* **EXERCISE BRIEF**: Count every line in the entries that follow where the word "在老师心目中" appears, then state only the total.

======== MATERIALS PROVIDED

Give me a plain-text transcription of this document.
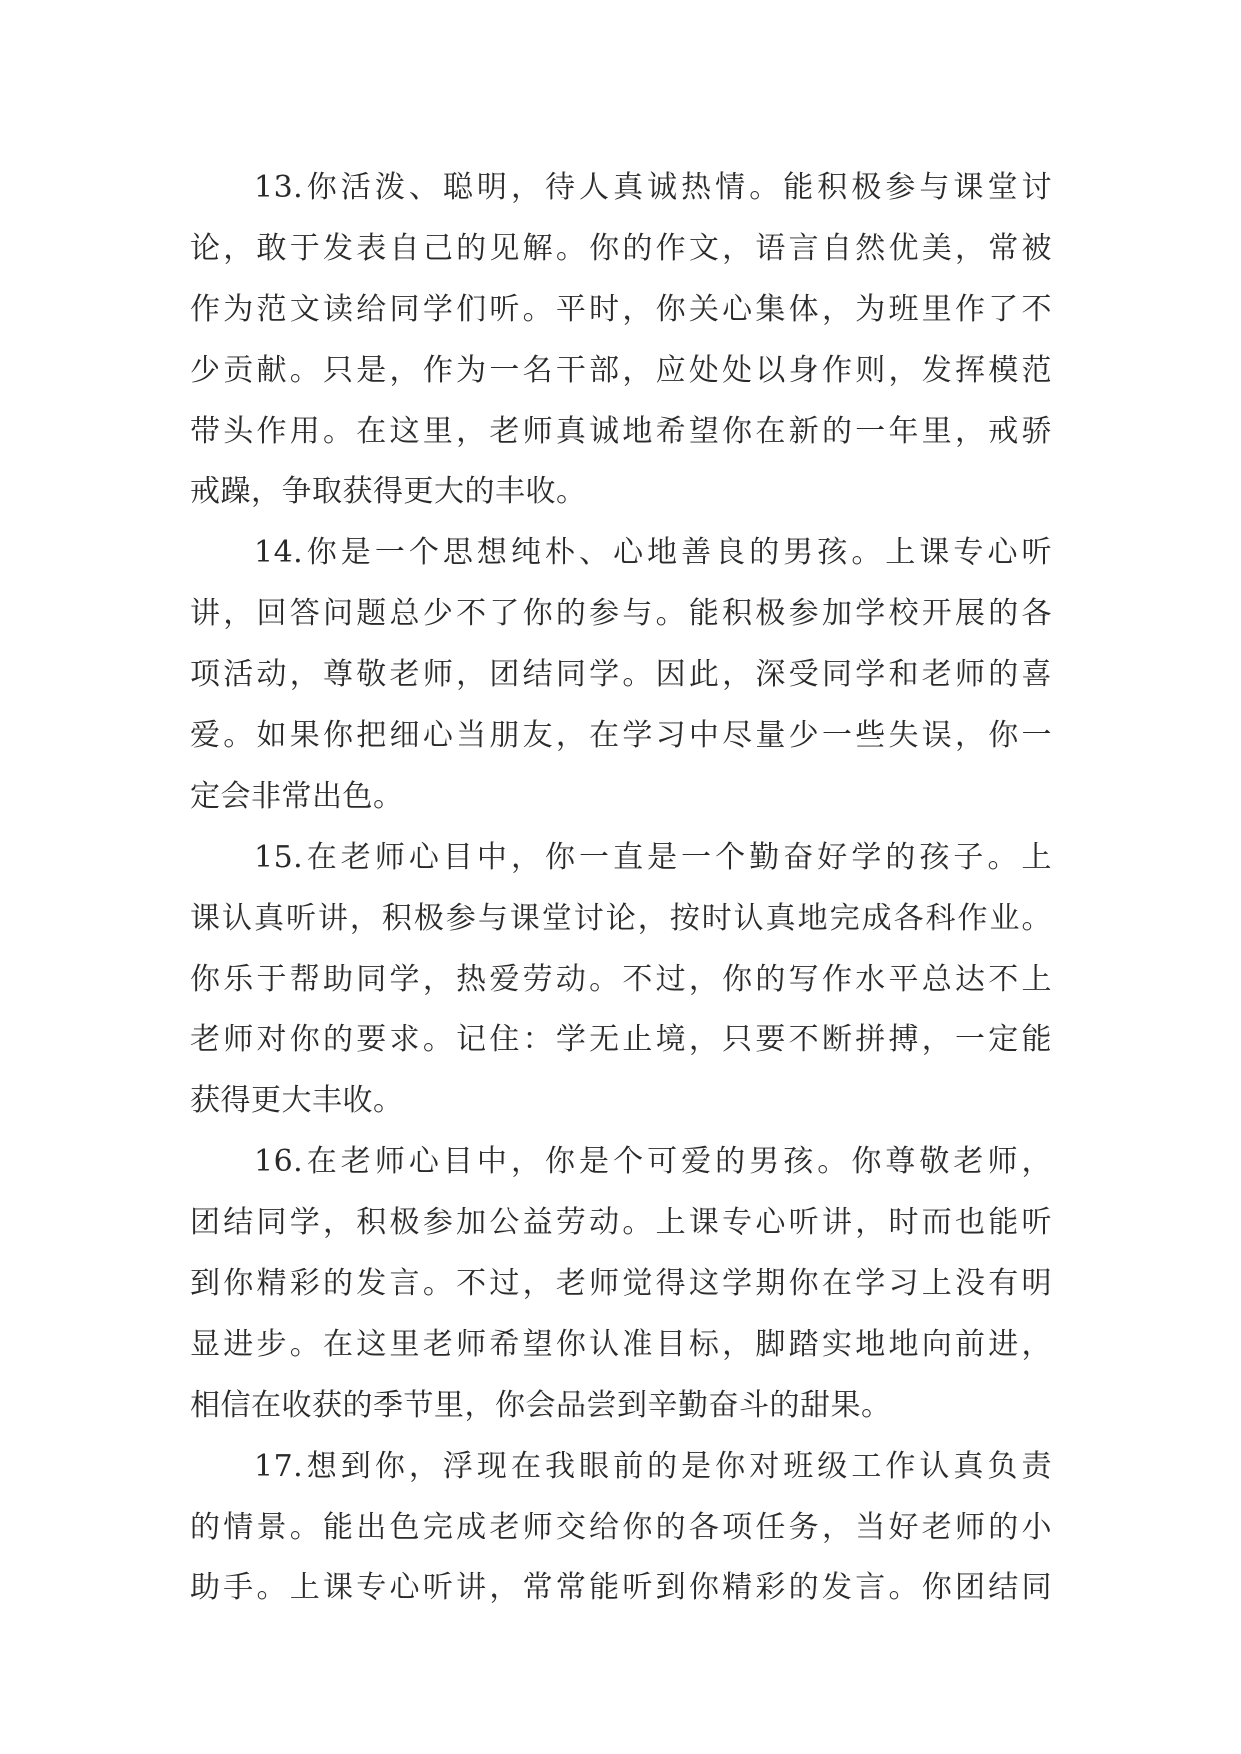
13.你活泼、聪明，待人真诚热情。能积极参与课堂讨
论，敢于发表自己的见解。你的作文，语言自然优美，常被
作为范文读给同学们听。平时，你关心集体，为班里作了不
少贡献。只是，作为一名干部，应处处以身作则，发挥模范
带头作用。在这里，老师真诚地希望你在新的一年里，戒骄
戒躁，争取获得更大的丰收。
14.你是一个思想纯朴、心地善良的男孩。上课专心听
讲，回答问题总少不了你的参与。能积极参加学校开展的各
项活动，尊敬老师，团结同学。因此，深受同学和老师的喜
爱。如果你把细心当朋友，在学习中尽量少一些失误，你一
定会非常出色。
15.在老师心目中，你一直是一个勤奋好学的孩子。上
课认真听讲，积极参与课堂讨论，按时认真地完成各科作业。
你乐于帮助同学，热爱劳动。不过，你的写作水平总达不上
老师对你的要求。记住：学无止境，只要不断拼搏，一定能
获得更大丰收。
16.在老师心目中，你是个可爱的男孩。你尊敬老师，
团结同学，积极参加公益劳动。上课专心听讲，时而也能听
到你精彩的发言。不过，老师觉得这学期你在学习上没有明
显进步。在这里老师希望你认准目标，脚踏实地地向前进，
相信在收获的季节里，你会品尝到辛勤奋斗的甜果。
17.想到你，浮现在我眼前的是你对班级工作认真负责
的情景。能出色完成老师交给你的各项任务，当好老师的小
助手。上课专心听讲，常常能听到你精彩的发言。你团结同
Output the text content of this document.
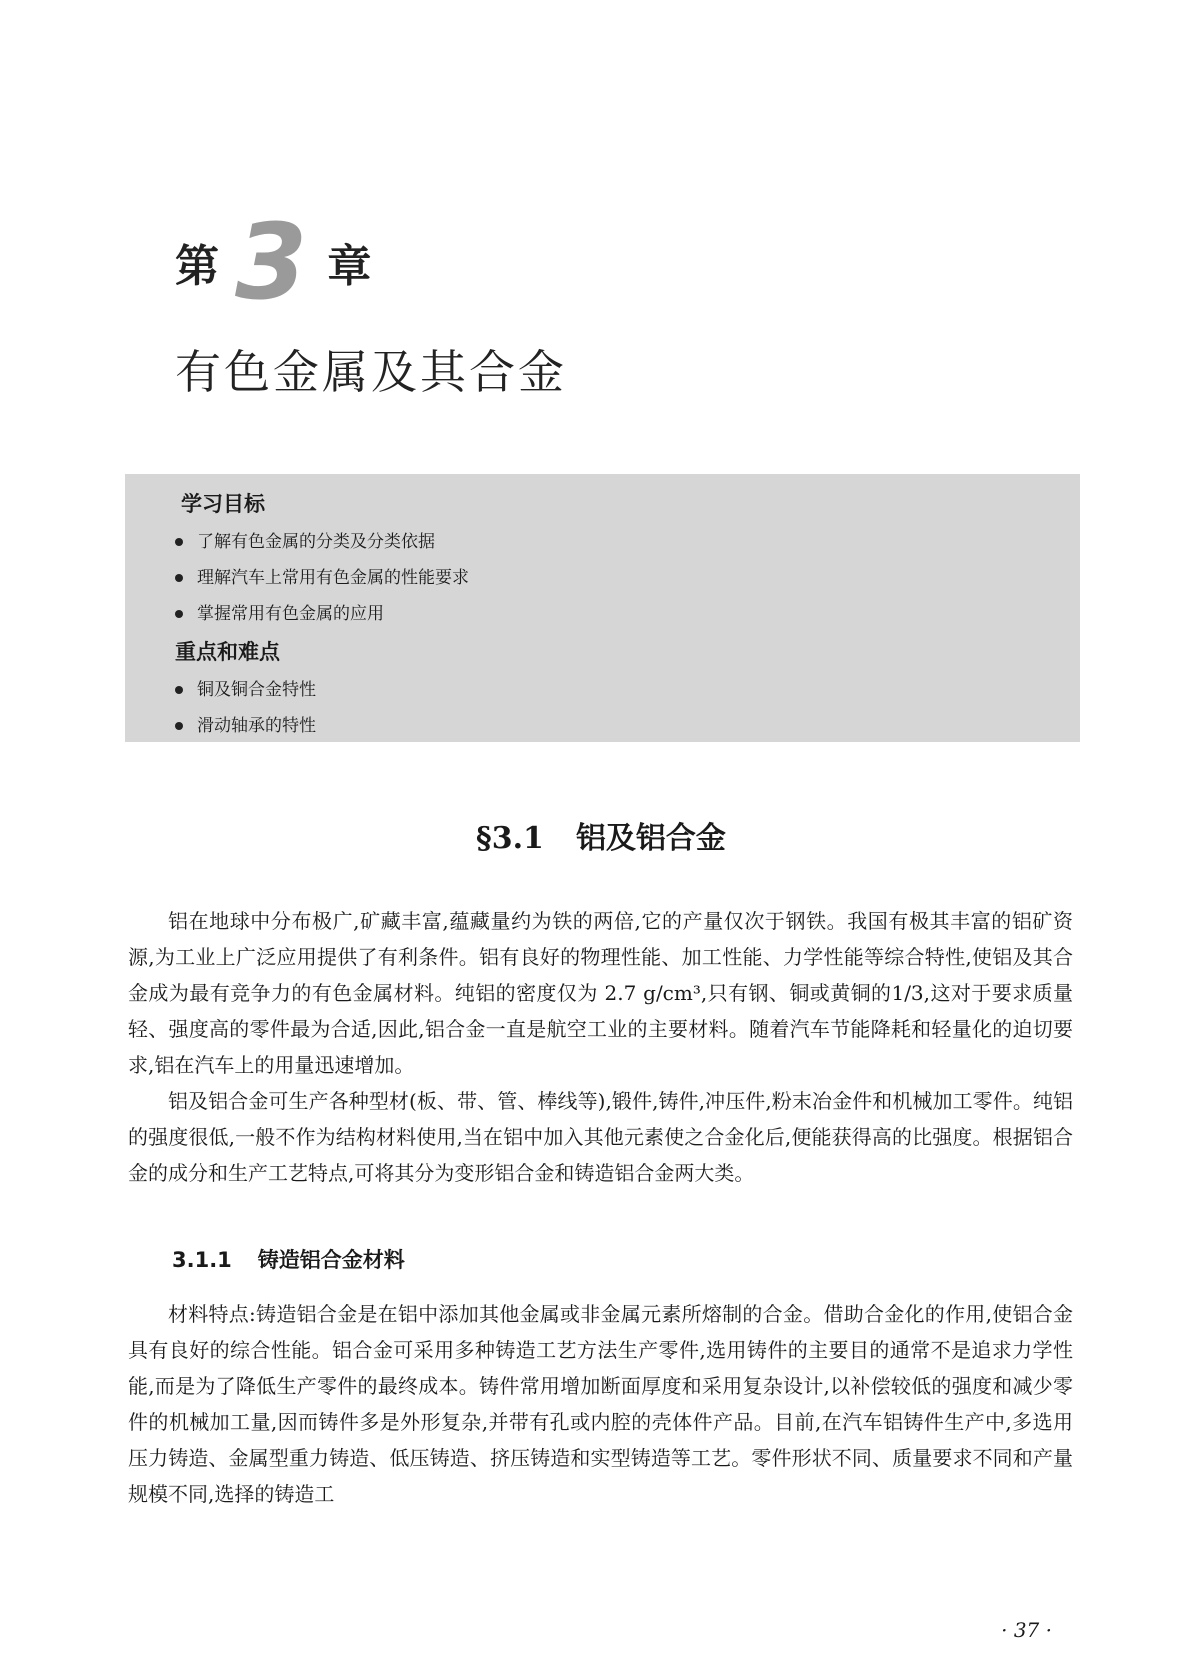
第 3 章
有色金属及其合金
学习目标
了解有色金属的分类及分类依据
理解汽车上常用有色金属的性能要求
掌握常用有色金属的应用
重点和难点
铜及铜合金特性
滑动轴承的特性
§3.1 铝及铝合金

铝在地球中分布极广,矿藏丰富,蕴藏量约为铁的两倍,它的产量仅次于钢铁。我国有极其丰富的铝矿资源,为工业上广泛应用提供了有利条件。铝有良好的物理性能、加工性能、力学性能等综合特性,使铝及其合金成为最有竞争力的有色金属材料。纯铝的密度仅为 2.7 g/cm³,只有钢、铜或黄铜的1/3,这对于要求质量轻、强度高的零件最为合适,因此,铝合金一直是航空工业的主要材料。随着汽车节能降耗和轻量化的迫切要求,铝在汽车上的用量迅速增加。

铝及铝合金可生产各种型材(板、带、管、棒线等),锻件,铸件,冲压件,粉末冶金件和机械加工零件。纯铝的强度很低,一般不作为结构材料使用,当在铝中加入其他元素使之合金化后,便能获得高的比强度。根据铝合金的成分和生产工艺特点,可将其分为变形铝合金和铸造铝合金两大类。

3.1.1 铸造铝合金材料

材料特点:铸造铝合金是在铝中添加其他金属或非金属元素所熔制的合金。借助合金化的作用,使铝合金具有良好的综合性能。铝合金可采用多种铸造工艺方法生产零件,选用铸件的主要目的通常不是追求力学性能,而是为了降低生产零件的最终成本。铸件常用增加断面厚度和采用复杂设计,以补偿较低的强度和减少零件的机械加工量,因而铸件多是外形复杂,并带有孔或内腔的壳体件产品。目前,在汽车铝铸件生产中,多选用压力铸造、金属型重力铸造、低压铸造、挤压铸造和实型铸造等工艺。零件形状不同、质量要求不同和产量规模不同,选择的铸造工

· 37 ·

================

* **FINAL RESULT**: 2